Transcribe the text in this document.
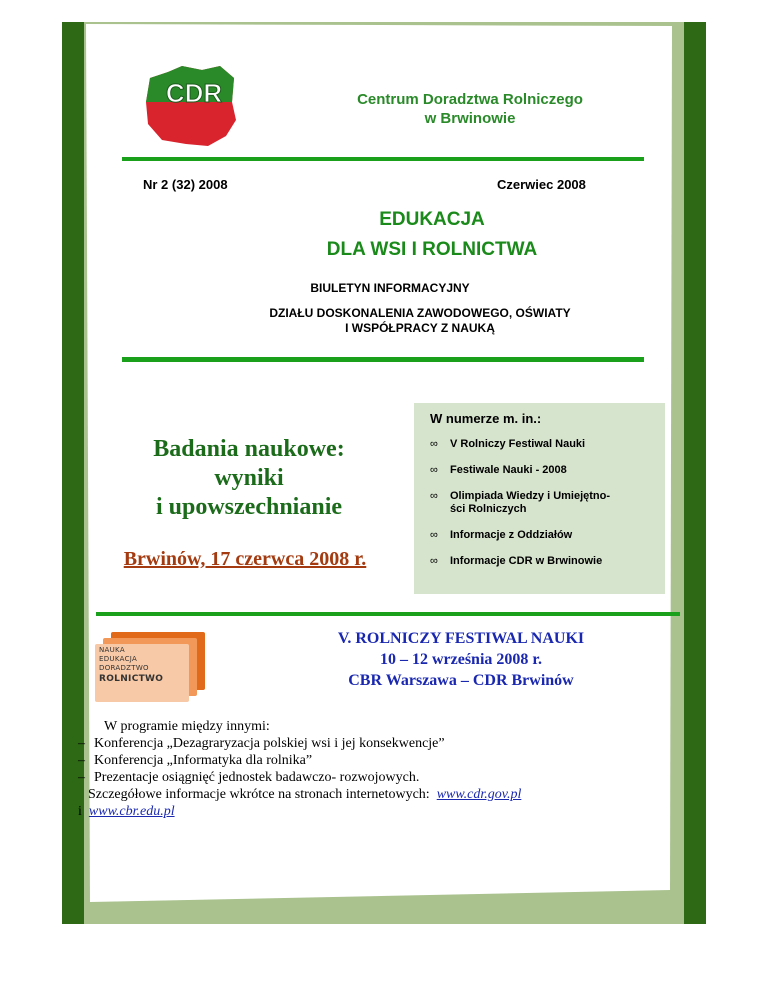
CDR	Centrum Doradztwa Rolniczego
w Brwinowie
Nr 2 (32) 2008	Czerwiec 2008
EDUKACJA
DLA WSI I ROLNICTWA
BIULETYN INFORMACYJNY
DZIAŁU DOSKONALENIA ZAWODOWEGO, OŚWIATY
I WSPÓŁPRACY Z NAUKĄ
Badania naukowe:
wyniki
i upowszechnianie
Brwinów, 17 czerwca 2008 r.
W numerze m. in.:
∞	V Rolniczy Festiwal Nauki
∞	Festiwale Nauki - 2008
∞	Olimpiada Wiedzy i Umiejętno-
ści Rolniczych
∞	Informacje z Oddziałów
∞	Informacje CDR w Brwinowie
NAUKA
EDUKACJA
DORADZTWO
ROLNICTWO
V. ROLNICZY FESTIWAL NAUKI
10 – 12 września 2008 r.
CBR Warszawa – CDR Brwinów
W programie między innymi:
– Konferencja „Dezagraryzacja polskiej wsi i jej konsekwencje”
– Konferencja „Informatyka dla rolnika”
– Prezentacje osiągnięć jednostek badawczo- rozwojowych.
Szczegółowe informacje wkrótce na stronach internetowych: www.cdr.gov.pl
i www.cbr.edu.pl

:: Instructions to follow ::
Exclude the images and reproduce the remaining data exactly.

:: Exercise answer ::
Transcribe the text in this document.
CDR	Centrum Doradztwa Rolniczego
w Brwinowie
Nr 2 (32) 2008	Czerwiec 2008
EDUKACJA
DLA WSI I ROLNICTWA
BIULETYN INFORMACYJNY
DZIAŁU DOSKONALENIA ZAWODOWEGO, OŚWIATY
I WSPÓŁPRACY Z NAUKĄ
Badania naukowe:
wyniki
i upowszechnianie
Brwinów, 17 czerwca 2008 r.
W numerze m. in.:
∞	V Rolniczy Festiwal Nauki
∞	Festiwale Nauki - 2008
∞	Olimpiada Wiedzy i Umiejętno-
ści Rolniczych
∞	Informacje z Oddziałów
∞	Informacje CDR w Brwinowie
NAUKA
EDUKACJA
DORADZTWO
ROLNICTWO
V. ROLNICZY FESTIWAL NAUKI
10 – 12 września 2008 r.
CBR Warszawa – CDR Brwinów
W programie między innymi:
– Konferencja „Dezagraryzacja polskiej wsi i jej konsekwencje”
– Konferencja „Informatyka dla rolnika”
– Prezentacje osiągnięć jednostek badawczo- rozwojowych.
Szczegółowe informacje wkrótce na stronach internetowych: www.cdr.gov.pl
i www.cbr.edu.pl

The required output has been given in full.